## DIRECTIONS
How many lines in these records hold the string "this"? State only that number.

## DATASET ENTRIES
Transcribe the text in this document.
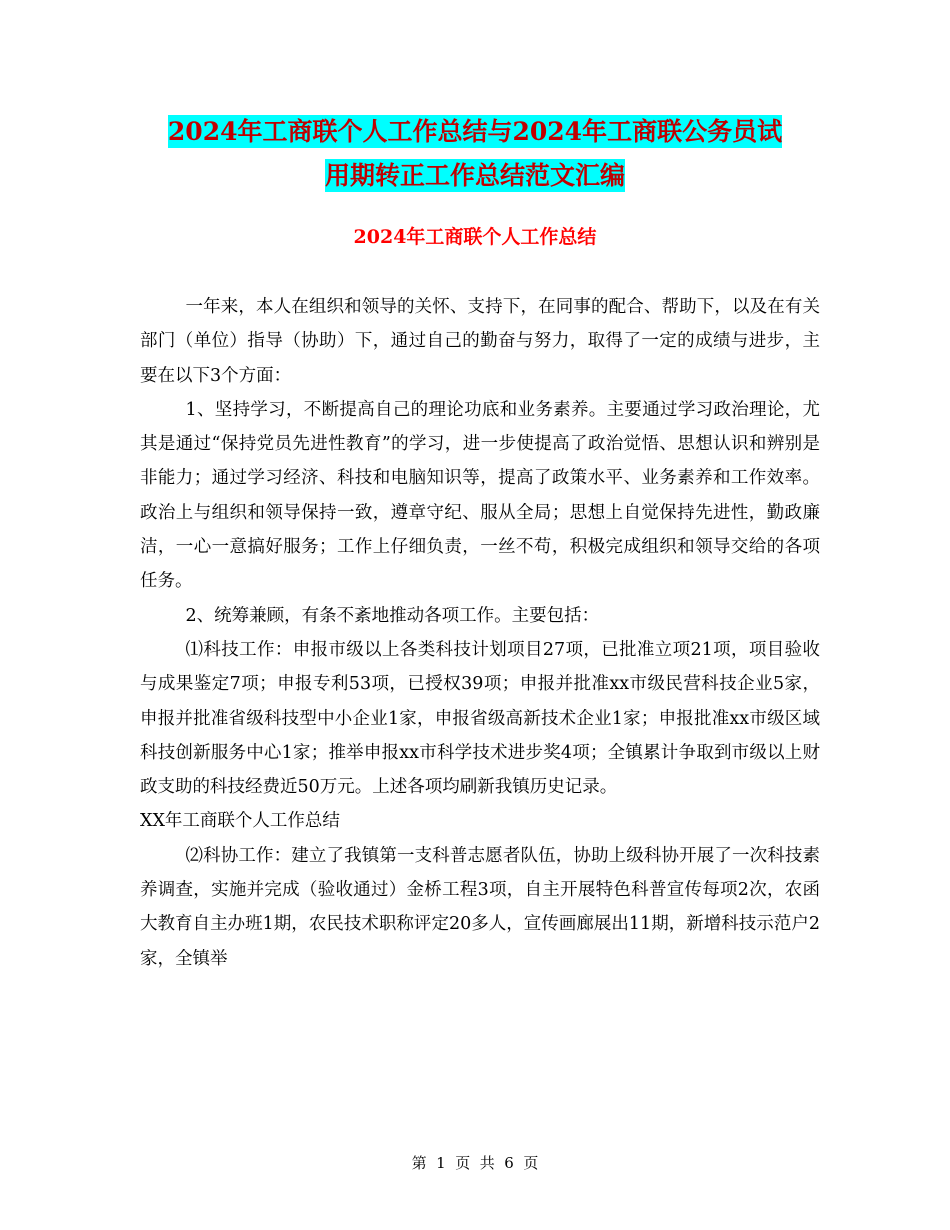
2024年工商联个人工作总结与2024年工商联公务员试
用期转正工作总结范文汇编
2024年工商联个人工作总结

一年来，本人在组织和领导的关怀、支持下，在同事的配合、帮助下，以及在有关部门（单位）指导（协助）下，通过自己的勤奋与努力，取得了一定的成绩与进步，主要在以下3个方面：

1、坚持学习，不断提高自己的理论功底和业务素养。主要通过学习政治理论，尤其是通过“保持党员先进性教育”的学习，进一步使提高了政治觉悟、思想认识和辨别是非能力；通过学习经济、科技和电脑知识等，提高了政策水平、业务素养和工作效率。政治上与组织和领导保持一致，遵章守纪、服从全局；思想上自觉保持先进性，勤政廉洁，一心一意搞好服务；工作上仔细负责，一丝不苟，积极完成组织和领导交给的各项任务。

2、统筹兼顾，有条不紊地推动各项工作。主要包括：

⑴科技工作：申报市级以上各类科技计划项目27项，已批准立项21项，项目验收与成果鉴定7项；申报专利53项，已授权39项；申报并批准xx市级民营科技企业5家，申报并批准省级科技型中小企业1家，申报省级高新技术企业1家；申报批准xx市级区域科技创新服务中心1家；推举申报xx市科学技术进步奖4项；全镇累计争取到市级以上财政支助的科技经费近50万元。上述各项均刷新我镇历史记录。

XX年工商联个人工作总结

⑵科协工作：建立了我镇第一支科普志愿者队伍，协助上级科协开展了一次科技素养调查，实施并完成（验收通过）金桥工程3项，自主开展特色科普宣传每项2次，农函大教育自主办班1期，农民技术职称评定20多人，宣传画廊展出11期，新增科技示范户2家，全镇举

第  1  页  共  6  页
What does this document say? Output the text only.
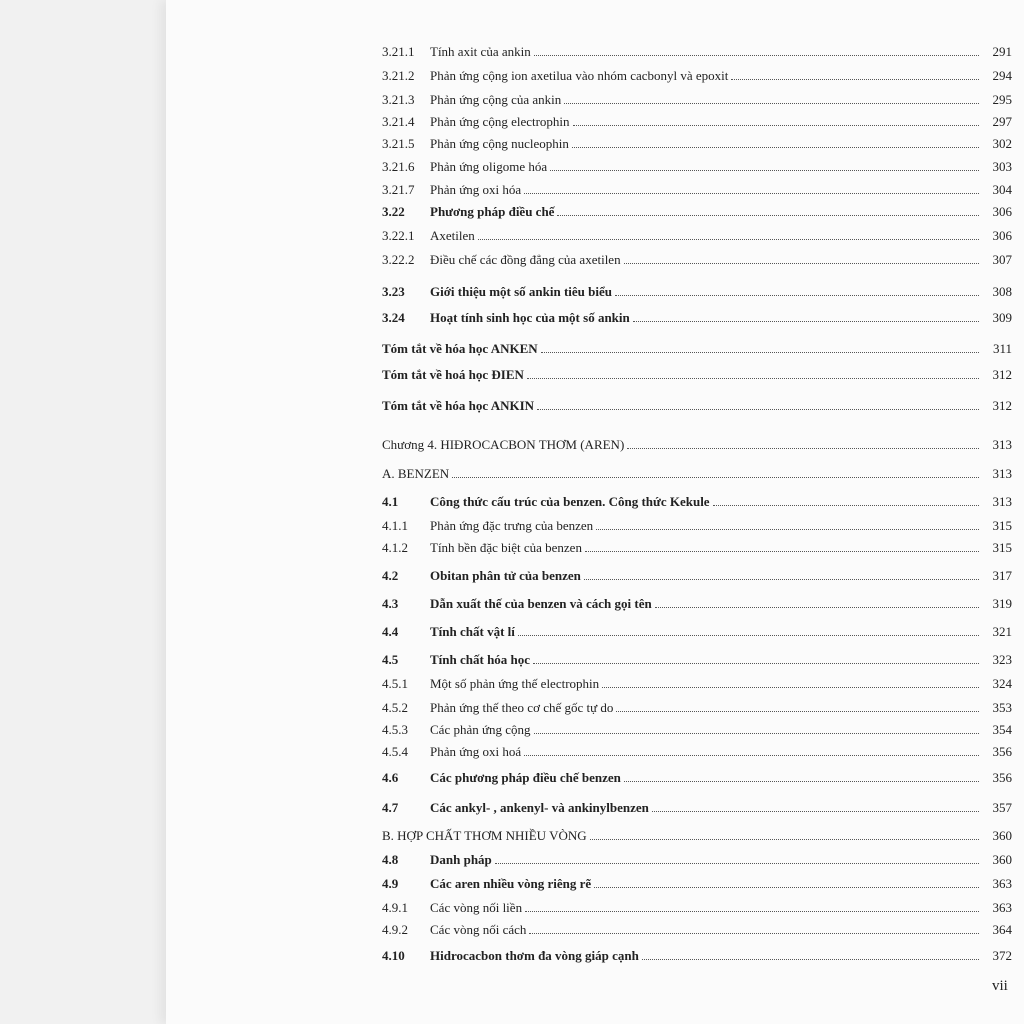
3.21.1	Tính axit của ankin	291
3.21.2	Phản ứng cộng ion axetilua vào nhóm cacbonyl và epoxit	294
3.21.3	Phản ứng cộng của ankin	295
3.21.4	Phản ứng cộng electrophin	297
3.21.5	Phản ứng cộng nucleophin	302
3.21.6	Phản ứng oligome hóa	303
3.21.7	Phản ứng oxi hóa	304
3.22	Phương pháp điều chế	306
3.22.1	Axetilen	306
3.22.2	Điều chế các đồng đẳng của axetilen	307
3.23	Giới thiệu một số ankin tiêu biểu	308
3.24	Hoạt tính sinh học của một số ankin	309
Tóm tắt về hóa học ANKEN	311
Tóm tắt về hoá học ĐIEN	312
Tóm tắt về hóa học ANKIN	312
Chương 4. HIĐROCACBON THƠM (AREN)	313
A. BENZEN	313
4.1	Công thức cấu trúc của benzen. Công thức Kekule	313
4.1.1	Phản ứng đặc trưng của benzen	315
4.1.2	Tính bền đặc biệt của benzen	315
4.2	Obitan phân tử của benzen	317
4.3	Dẫn xuất thế của benzen và cách gọi tên	319
4.4	Tính chất vật lí	321
4.5	Tính chất hóa học	323
4.5.1	Một số phản ứng thế electrophin	324
4.5.2	Phản ứng thế theo cơ chế gốc tự do	353
4.5.3	Các phản ứng cộng	354
4.5.4	Phản ứng oxi hoá	356
4.6	Các phương pháp điều chế benzen	356
4.7	Các ankyl- , ankenyl- và ankinylbenzen	357
B. HỢP CHẤT THƠM NHIỀU VÒNG	360
4.8	Danh pháp	360
4.9	Các aren nhiều vòng riêng rẽ	363
4.9.1	Các vòng nối liền	363
4.9.2	Các vòng nối cách	364
4.10	Hidrocacbon thơm đa vòng giáp cạnh	372
vii
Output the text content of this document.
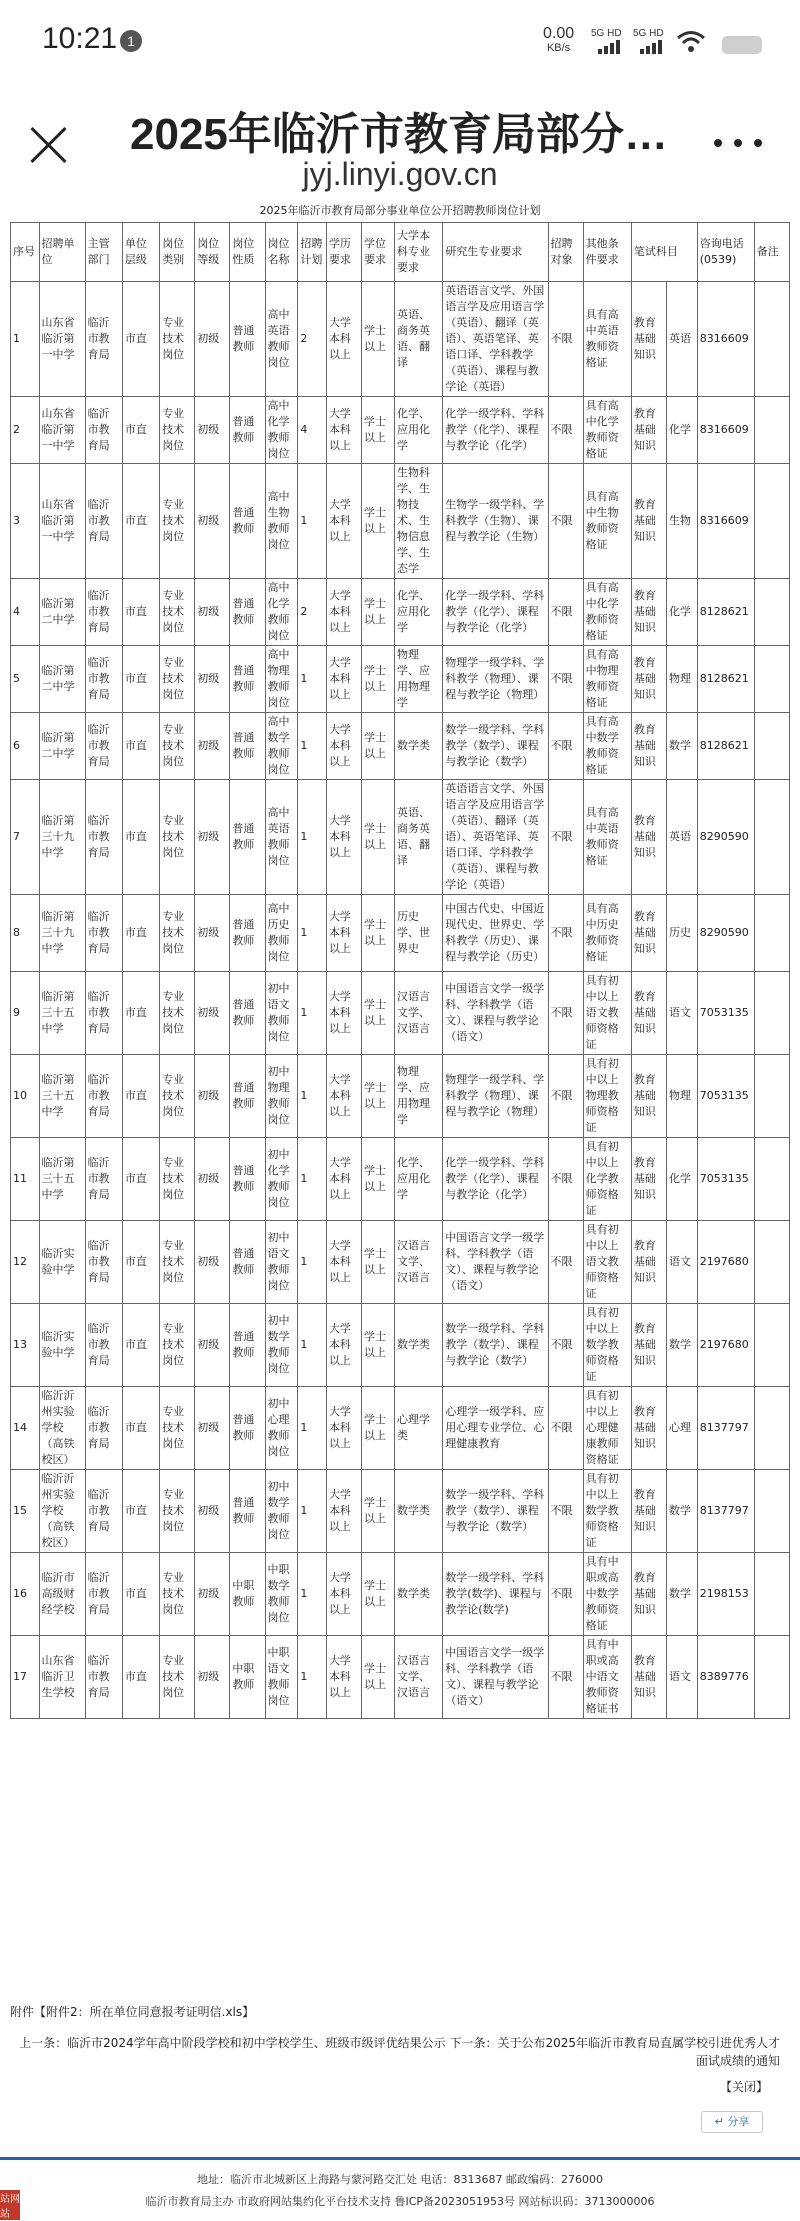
10:21 1	0.00
KB/s
5G HD 5G HD
2025年临沂市教育局部分…
jyj.linyi.gov.cn
2025年临沂市教育局部分事业单位公开招聘教师岗位计划
序号	招聘单位	主管部门	单位层级	岗位类别	岗位等级	岗位性质	岗位名称	招聘计划	学历要求	学位要求	大学本科专业要求	研究生专业要求	招聘对象	其他条件要求	笔试科目		咨询电话(0539)	备注
1	山东省临沂第一中学	临沂市教育局	市直	专业技术岗位	初级	普通教师	高中英语教师岗位	2	大学本科以上	学士以上	英语、商务英语、翻译	英语语言文学、外国语言学及应用语言学（英语）、翻译（英语）、英语笔译、英语口译、学科教学（英语）、课程与教学论（英语）	不限	具有高中英语教师资格证	教育基础知识	英语	8316609	
2	山东省临沂第一中学	临沂市教育局	市直	专业技术岗位	初级	普通教师	高中化学教师岗位	4	大学本科以上	学士以上	化学、应用化学	化学一级学科、学科教学（化学）、课程与教学论（化学）	不限	具有高中化学教师资格证	教育基础知识	化学	8316609	
3	山东省临沂第一中学	临沂市教育局	市直	专业技术岗位	初级	普通教师	高中生物教师岗位	1	大学本科以上	学士以上	生物科学、生物技术、生物信息学、生态学	生物学一级学科、学科教学（生物）、课程与教学论（生物）	不限	具有高中生物教师资格证	教育基础知识	生物	8316609	
4	临沂第二中学	临沂市教育局	市直	专业技术岗位	初级	普通教师	高中化学教师岗位	2	大学本科以上	学士以上	化学、应用化学	化学一级学科、学科教学（化学）、课程与教学论（化学）	不限	具有高中化学教师资格证	教育基础知识	化学	8128621	
5	临沂第二中学	临沂市教育局	市直	专业技术岗位	初级	普通教师	高中物理教师岗位	1	大学本科以上	学士以上	物理学、应用物理学	物理学一级学科、学科教学（物理）、课程与教学论（物理）	不限	具有高中物理教师资格证	教育基础知识	物理	8128621	
6	临沂第二中学	临沂市教育局	市直	专业技术岗位	初级	普通教师	高中数学教师岗位	1	大学本科以上	学士以上	数学类	数学一级学科、学科教学（数学）、课程与教学论（数学）	不限	具有高中数学教师资格证	教育基础知识	数学	8128621	
7	临沂第三十九中学	临沂市教育局	市直	专业技术岗位	初级	普通教师	高中英语教师岗位	1	大学本科以上	学士以上	英语、商务英语、翻译	英语语言文学、外国语言学及应用语言学（英语）、翻译（英语）、英语笔译、英语口译、学科教学（英语）、课程与教学论（英语）	不限	具有高中英语教师资格证	教育基础知识	英语	8290590	
8	临沂第三十九中学	临沂市教育局	市直	专业技术岗位	初级	普通教师	高中历史教师岗位	1	大学本科以上	学士以上	历史学、世界史	中国古代史、中国近现代史、世界史、学科教学（历史）、课程与教学论（历史）	不限	具有高中历史教师资格证	教育基础知识	历史	8290590	
9	临沂第三十五中学	临沂市教育局	市直	专业技术岗位	初级	普通教师	初中语文教师岗位	1	大学本科以上	学士以上	汉语言文学、汉语言	中国语言文学一级学科、学科教学（语文）、课程与教学论（语文）	不限	具有初中以上语文教师资格证	教育基础知识	语文	7053135	
10	临沂第三十五中学	临沂市教育局	市直	专业技术岗位	初级	普通教师	初中物理教师岗位	1	大学本科以上	学士以上	物理学、应用物理学	物理学一级学科、学科教学（物理）、课程与教学论（物理）	不限	具有初中以上物理教师资格证	教育基础知识	物理	7053135	
11	临沂第三十五中学	临沂市教育局	市直	专业技术岗位	初级	普通教师	初中化学教师岗位	1	大学本科以上	学士以上	化学、应用化学	化学一级学科、学科教学（化学）、课程与教学论（化学）	不限	具有初中以上化学教师资格证	教育基础知识	化学	7053135	
12	临沂实验中学	临沂市教育局	市直	专业技术岗位	初级	普通教师	初中语文教师岗位	1	大学本科以上	学士以上	汉语言文学、汉语言	中国语言文学一级学科、学科教学（语文）、课程与教学论（语文）	不限	具有初中以上语文教师资格证	教育基础知识	语文	2197680	
13	临沂实验中学	临沂市教育局	市直	专业技术岗位	初级	普通教师	初中数学教师岗位	1	大学本科以上	学士以上	数学类	数学一级学科、学科教学（数学）、课程与教学论（数学）	不限	具有初中以上数学教师资格证	教育基础知识	数学	2197680	
14	临沂沂州实验学校（高铁校区）	临沂市教育局	市直	专业技术岗位	初级	普通教师	初中心理教师岗位	1	大学本科以上	学士以上	心理学类	心理学一级学科、应用心理专业学位、心理健康教育	不限	具有初中以上心理健康教师资格证	教育基础知识	心理	8137797	
15	临沂沂州实验学校（高铁校区）	临沂市教育局	市直	专业技术岗位	初级	普通教师	初中数学教师岗位	1	大学本科以上	学士以上	数学类	数学一级学科、学科教学（数学）、课程与教学论（数学）	不限	具有初中以上数学教师资格证	教育基础知识	数学	8137797	
16	临沂市高级财经学校	临沂市教育局	市直	专业技术岗位	初级	中职教师	中职数学教师岗位	1	大学本科以上	学士以上	数学类	数学一级学科、学科教学(数学)、课程与教学论(数学)	不限	具有中职或高中数学教师资格证	教育基础知识	数学	2198153	
17	山东省临沂卫生学校	临沂市教育局	市直	专业技术岗位	初级	中职教师	中职语文教师岗位	1	大学本科以上	学士以上	汉语言文学、汉语言	中国语言文学一级学科、学科教学（语文）、课程与教学论（语文）	不限	具有中职或高中语文教师资格证书	教育基础知识	语文	8389776	
附件【附件2：所在单位同意报考证明信.xls】
上一条：临沂市2024学年高中阶段学校和初中学校学生、班级市级评优结果公示 下一条：关于公布2025年临沂市教育局直属学校引进优秀人才面试成绩的通知
【关闭】
↵ 分享
地址：临沂市北城新区上海路与蒙河路交汇处 电话：8313687 邮政编码：276000
临沂市教育局主办 市政府网站集约化平台技术支持 鲁ICP备2023051953号 网站标识码：3713000006
站网站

## SOLUTION TO THE EXERCISE
3